**Exercise details**
Give back only the lines from the one containing "cell-major: 护理: [196, 794, 481, 834]" through the one containing "cell-category: 兼收: [480, 523, 621, 564]", with "兼收" swapped for "兼招" and nothing else altered.

**Spatial annotation records**
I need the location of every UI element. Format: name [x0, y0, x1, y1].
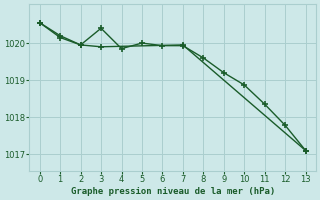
- X-axis label: Graphe pression niveau de la mer (hPa): Graphe pression niveau de la mer (hPa): [70, 187, 275, 196]
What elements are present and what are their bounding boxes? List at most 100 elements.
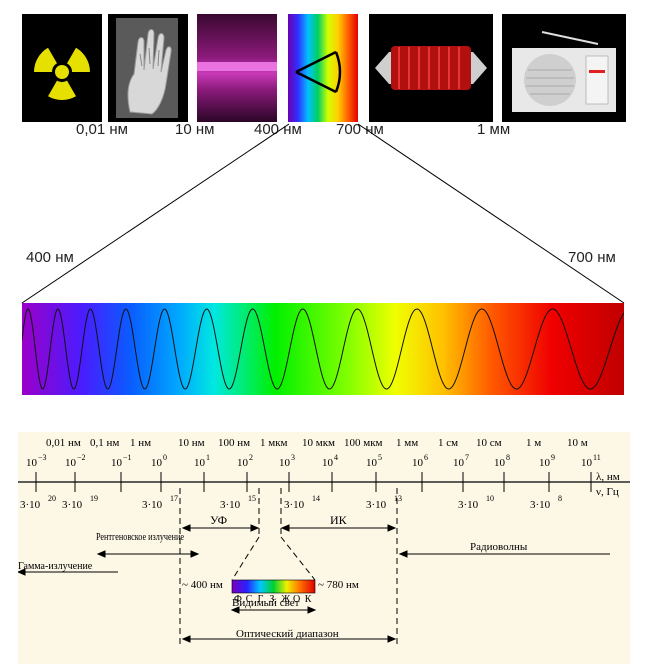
ir-label: ИК	[330, 513, 348, 527]
wavelength-exponent-label: −3	[38, 453, 47, 462]
wavelength-exponent-label: 8	[506, 453, 510, 462]
wavelength-unit-label: 10 см	[476, 437, 502, 449]
visible-mini-band	[231, 579, 316, 594]
wavelength-power-label: 10	[366, 457, 378, 469]
xray-label: Рентгеновское излучение	[96, 532, 184, 543]
top-label-700nm: 700 нм	[336, 121, 384, 138]
wavelength-exponent-label: 1	[206, 453, 210, 462]
radiation-trefoil-icon	[34, 47, 90, 100]
gamma-label: Гамма-излучение	[18, 561, 93, 572]
optical-label: Оптический диапазон	[236, 628, 339, 640]
wavelength-power-label: 10	[322, 457, 334, 469]
zoom-line-right	[357, 123, 625, 304]
wavelength-exponent-label: 6	[424, 453, 428, 462]
wavelength-power-label: 10	[539, 457, 551, 469]
wavelength-exponent-label: −1	[123, 453, 132, 462]
wavelength-unit-label: 0,01 нм	[46, 437, 81, 449]
eye-icon	[295, 50, 342, 94]
wavelength-power-label: 10	[237, 457, 249, 469]
axis-lambda-label: λ, нм	[596, 471, 620, 483]
color-letter: К	[305, 594, 312, 605]
color-letter: С	[246, 594, 253, 605]
wavelength-exponent-label: 2	[249, 453, 253, 462]
wavelength-unit-label: 10 нм	[178, 437, 205, 449]
frequency-exponent-label: 8	[558, 494, 562, 503]
wavelength-exponent-label: 11	[593, 453, 601, 462]
frequency-label: 3·10	[284, 499, 305, 511]
frequency-exponent-label: 13	[394, 494, 402, 503]
wavelength-power-label: 10	[26, 457, 38, 469]
wavelength-unit-label: 1 см	[438, 437, 458, 449]
zoom-line-left	[21, 123, 290, 304]
wavelength-exponent-label: 4	[334, 453, 338, 462]
wavelength-power-label: 10	[111, 457, 123, 469]
wavelength-unit-label: 1 мкм	[260, 437, 288, 449]
wavelength-power-label: 10	[151, 457, 163, 469]
wavelength-unit-label: 1 м	[526, 437, 541, 449]
color-letter: О	[293, 594, 300, 605]
region-boundaries	[179, 488, 398, 646]
wavelength-unit-label: 100 нм	[218, 437, 250, 449]
wavelength-unit-label: 1 мм	[396, 437, 418, 449]
wavelength-power-label: 10	[494, 457, 506, 469]
ultraviolet-image	[197, 14, 277, 122]
wavelength-unit-label: 10 мкм	[302, 437, 335, 449]
wavelength-power-label: 10	[194, 457, 206, 469]
wavelength-power-label: 10	[412, 457, 424, 469]
frequency-label: 3·10	[20, 499, 41, 511]
color-letter: Ф	[234, 594, 242, 605]
frequency-exponent-label: 10	[486, 494, 494, 503]
wavelength-exponent-label: 9	[551, 453, 555, 462]
frequency-exponent-label: 19	[90, 494, 98, 503]
wavelength-unit-label: 0,1 нм	[90, 437, 119, 449]
top-label-1mm: 1 мм	[477, 121, 511, 138]
frequency-exponent-label: 17	[170, 494, 178, 503]
wavelength-exponent-label: −2	[77, 453, 86, 462]
left-edge-label: ~ 400 нм	[182, 579, 223, 591]
visible-light-image	[288, 14, 358, 122]
wavelength-exponent-label: 3	[291, 453, 295, 462]
wavelength-unit-label: 10 м	[567, 437, 588, 449]
frequency-label: 3·10	[142, 499, 163, 511]
light-wave	[21, 308, 625, 390]
wave-path	[21, 308, 625, 390]
color-letter: Ж	[281, 594, 290, 605]
radio-icon	[512, 31, 616, 112]
axis-nu-label: ν, Гц	[596, 486, 619, 498]
radio-receiver-image	[502, 14, 626, 122]
top-label-400nm: 400 нм	[254, 121, 302, 138]
em-spectrum-scale: 0,01 нм 0,1 нм 1 нм 10 нм 100 нм 1 мкм 10 мкм 1…	[16, 432, 630, 664]
frequency-label: 3·10	[458, 499, 479, 511]
visible-label: Видимый свет	[232, 597, 300, 609]
wavelength-power-label: 10	[581, 457, 593, 469]
uv-lamp-beam	[197, 62, 277, 71]
color-letter: Г	[258, 594, 264, 605]
xray-hand-image	[108, 14, 188, 122]
color-letter: З	[269, 594, 274, 605]
frequency-exponent-label: 14	[312, 494, 320, 503]
wavelength-exponent-label: 0	[163, 453, 167, 462]
mid-label-400nm: 400 нм	[26, 249, 74, 266]
frequency-exponent-label: 20	[48, 494, 56, 503]
top-label-0-01nm: 0,01 нм	[76, 121, 128, 138]
frequency-label: 3·10	[62, 499, 83, 511]
right-edge-label: ~ 780 нм	[318, 579, 359, 591]
infrared-heater-image	[369, 14, 493, 122]
frequency-label: 3·10	[220, 499, 241, 511]
wavelength-unit-label: 100 мкм	[344, 437, 383, 449]
uv-label: УФ	[210, 513, 227, 527]
radio-label: Радиоволны	[470, 541, 528, 553]
wavelength-power-label: 10	[279, 457, 291, 469]
wavelength-exponent-label: 7	[465, 453, 469, 462]
heater-icon	[375, 46, 487, 90]
wavelength-power-label: 10	[65, 457, 77, 469]
wavelength-power-label: 10	[453, 457, 465, 469]
xray-hand-icon	[116, 18, 178, 118]
mid-label-700nm: 700 нм	[568, 249, 616, 266]
top-label-10nm: 10 нм	[175, 121, 215, 138]
visible-spectrum-band	[21, 303, 625, 395]
gamma-radiation-image	[22, 14, 102, 122]
scale-svg: 0,01 нм 0,1 нм 1 нм 10 нм 100 нм 1 мкм 10 мкм 1…	[16, 437, 630, 646]
frequency-label: 3·10	[530, 499, 551, 511]
wavelength-exponent-label: 5	[378, 453, 382, 462]
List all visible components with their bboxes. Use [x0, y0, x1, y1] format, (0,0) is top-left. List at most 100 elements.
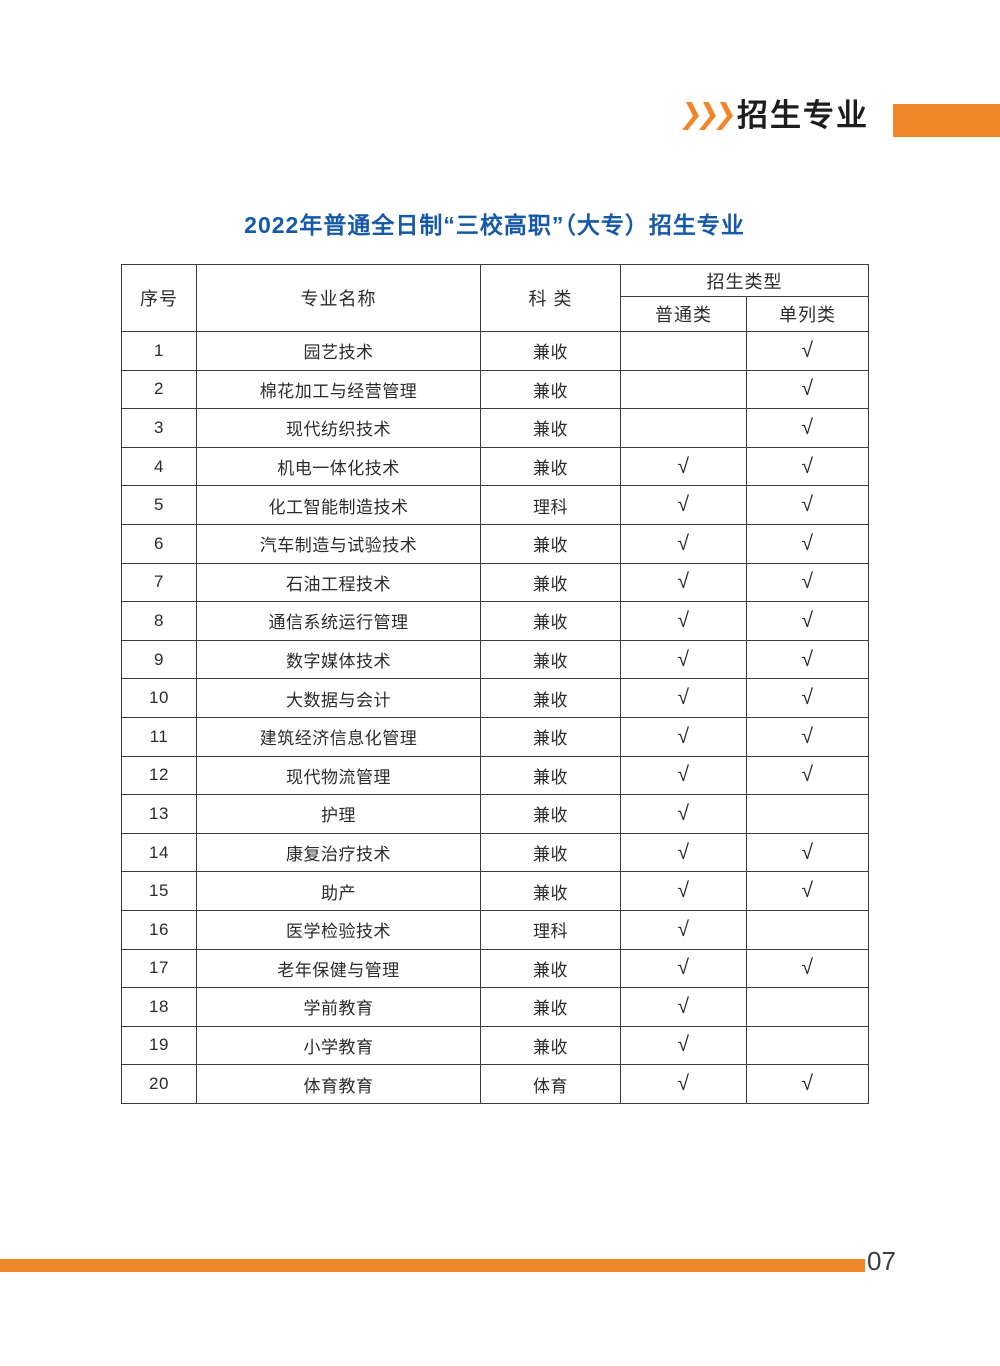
cell-major: 护理: [196, 794, 481, 834]
cell-general-check: √: [620, 909, 747, 950]
cell-major: 现代物流管理: [196, 755, 481, 796]
cell-category: 兼收: [480, 369, 621, 410]
cell-separate-check: √: [746, 948, 869, 989]
cell-index: 17: [121, 948, 197, 989]
cell-category: 兼收: [480, 523, 621, 564]
cell-category: 兼收: [480, 1025, 621, 1066]
table-row: 14 康复治疗技术 兼收 √ √: [121, 832, 869, 873]
col-header-general: 普通类: [620, 296, 747, 332]
cell-major: 棉花加工与经营管理: [196, 369, 481, 410]
cell-category: 兼收: [480, 331, 621, 371]
cell-major: 汽车制造与试验技术: [196, 523, 481, 564]
cell-general-check: √: [620, 678, 747, 718]
cell-major: 医学检验技术: [196, 909, 481, 950]
cell-index: 8: [121, 601, 197, 641]
cell-category: 兼收: [480, 601, 621, 641]
cell-category: 理科: [480, 485, 621, 525]
cell-index: 4: [121, 446, 197, 487]
cell-major: 机电一体化技术: [196, 446, 481, 487]
cell-major: 小学教育: [196, 1025, 481, 1066]
table-row: 15 助产 兼收 √ √: [121, 871, 869, 911]
page-title: 2022年普通全日制“三校高职”（大专）招生专业: [244, 212, 745, 238]
table-row: 7 石油工程技术 兼收 √ √: [121, 562, 869, 603]
cell-major: 数字媒体技术: [196, 639, 481, 680]
table-row: 8 通信系统运行管理 兼收 √ √: [121, 601, 869, 641]
cell-major: 学前教育: [196, 987, 481, 1027]
cell-major: 大数据与会计: [196, 678, 481, 718]
cell-major: 通信系统运行管理: [196, 601, 481, 641]
cell-separate-check: √: [746, 755, 869, 796]
cell-general-check: √: [620, 987, 747, 1027]
table-row: 9 数字媒体技术 兼收 √ √: [121, 639, 869, 680]
table-row: 19 小学教育 兼收 √: [121, 1025, 869, 1066]
cell-index: 18: [121, 987, 197, 1027]
cell-category: 兼收: [480, 678, 621, 718]
cell-index: 9: [121, 639, 197, 680]
cell-general-check: √: [620, 446, 747, 487]
cell-separate-check: √: [746, 485, 869, 525]
col-header-category: 科 类: [480, 264, 621, 332]
table-row: 5 化工智能制造技术 理科 √ √: [121, 485, 869, 525]
cell-category: 兼收: [480, 716, 621, 757]
cell-category: 兼收: [480, 794, 621, 834]
cell-index: 15: [121, 871, 197, 911]
cell-index: 14: [121, 832, 197, 873]
table-row: 20 体育教育 体育 √ √: [121, 1064, 869, 1104]
table-row: 10 大数据与会计 兼收 √ √: [121, 678, 869, 718]
table-row: 4 机电一体化技术 兼收 √ √: [121, 446, 869, 487]
cell-separate-check: √: [746, 601, 869, 641]
cell-category: 兼收: [480, 755, 621, 796]
cell-separate-check: [746, 794, 869, 834]
cell-separate-check: √: [746, 639, 869, 680]
table-row: 1 园艺技术 兼收 √: [121, 331, 869, 371]
cell-index: 6: [121, 523, 197, 564]
table-row: 12 现代物流管理 兼收 √ √: [121, 755, 869, 796]
cell-category: 兼收: [480, 408, 621, 448]
cell-index: 5: [121, 485, 197, 525]
cell-separate-check: √: [746, 832, 869, 873]
table-row: 18 学前教育 兼收 √: [121, 987, 869, 1027]
section-badge-bar: [893, 104, 1000, 137]
cell-category: 兼收: [480, 562, 621, 603]
cell-category: 兼收: [480, 639, 621, 680]
section-badge-label: 招生专业: [737, 98, 869, 133]
table-body: 1 园艺技术 兼收 √ 2 棉花加工与经营管理 兼收 √ 3 现代纺织技术 兼收…: [121, 331, 869, 1104]
table-row: 17 老年保健与管理 兼收 √ √: [121, 948, 869, 989]
cell-index: 7: [121, 562, 197, 603]
cell-major: 体育教育: [196, 1064, 481, 1104]
cell-general-check: [620, 331, 747, 371]
cell-category: 兼收: [480, 948, 621, 989]
cell-separate-check: √: [746, 331, 869, 371]
cell-index: 3: [121, 408, 197, 448]
cell-index: 16: [121, 909, 197, 950]
cell-general-check: √: [620, 485, 747, 525]
cell-general-check: √: [620, 755, 747, 796]
cell-separate-check: [746, 1025, 869, 1066]
cell-separate-check: √: [746, 871, 869, 911]
cell-major: 园艺技术: [196, 331, 481, 371]
cell-general-check: √: [620, 523, 747, 564]
chevron-right-icon: [682, 102, 701, 130]
cell-category: 兼收: [480, 871, 621, 911]
page-number: 07: [867, 1246, 896, 1276]
cell-index: 12: [121, 755, 197, 796]
cell-general-check: √: [620, 639, 747, 680]
cell-general-check: √: [620, 948, 747, 989]
cell-index: 19: [121, 1025, 197, 1066]
cell-major: 化工智能制造技术: [196, 485, 481, 525]
cell-category: 兼收: [480, 446, 621, 487]
cell-general-check: √: [620, 1025, 747, 1066]
cell-separate-check: [746, 987, 869, 1027]
cell-major: 老年保健与管理: [196, 948, 481, 989]
cell-category: 兼收: [480, 987, 621, 1027]
cell-index: 13: [121, 794, 197, 834]
table-row: 2 棉花加工与经营管理 兼收 √: [121, 369, 869, 410]
table-row: 13 护理 兼收 √: [121, 794, 869, 834]
footer-accent-bar: [0, 1259, 865, 1272]
cell-general-check: √: [620, 601, 747, 641]
cell-general-check: √: [620, 562, 747, 603]
table-header: 序号 专业名称 科 类 招生类型 普通类 单列类: [121, 264, 869, 332]
cell-general-check: √: [620, 794, 747, 834]
cell-category: 理科: [480, 909, 621, 950]
cell-separate-check: √: [746, 369, 869, 410]
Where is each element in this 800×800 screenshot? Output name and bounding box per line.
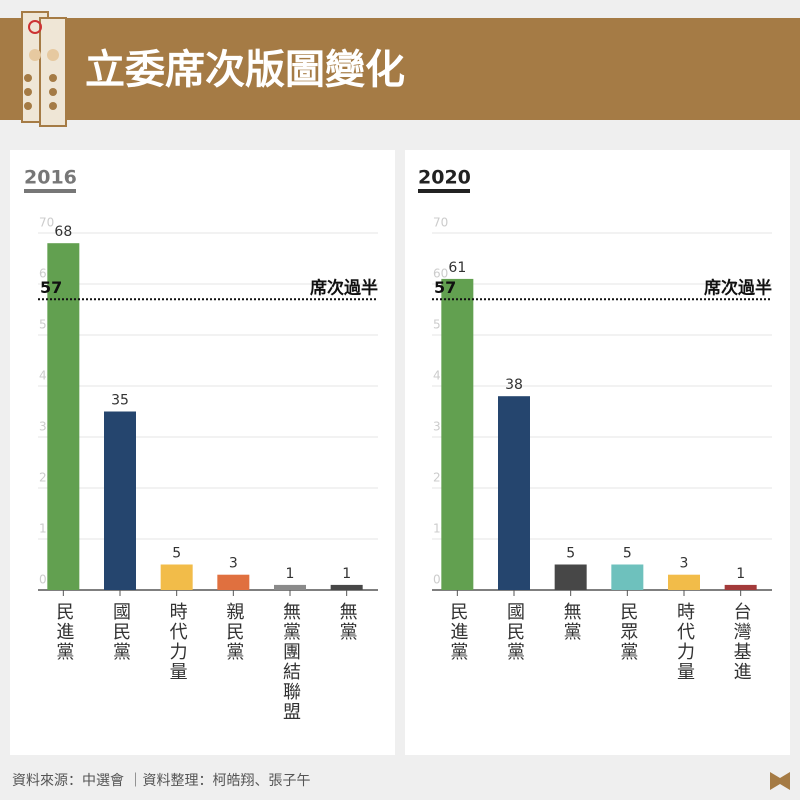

**Finished answer**
cell-major: 护理: [196, 794, 481, 834]
cell-general-check: √: [620, 909, 747, 950]
cell-major: 现代物流管理: [196, 755, 481, 796]
cell-category: 兼招: [480, 369, 621, 410]
cell-separate-check: √: [746, 948, 869, 989]
cell-index: 17: [121, 948, 197, 989]
cell-category: 兼招: [480, 523, 621, 564]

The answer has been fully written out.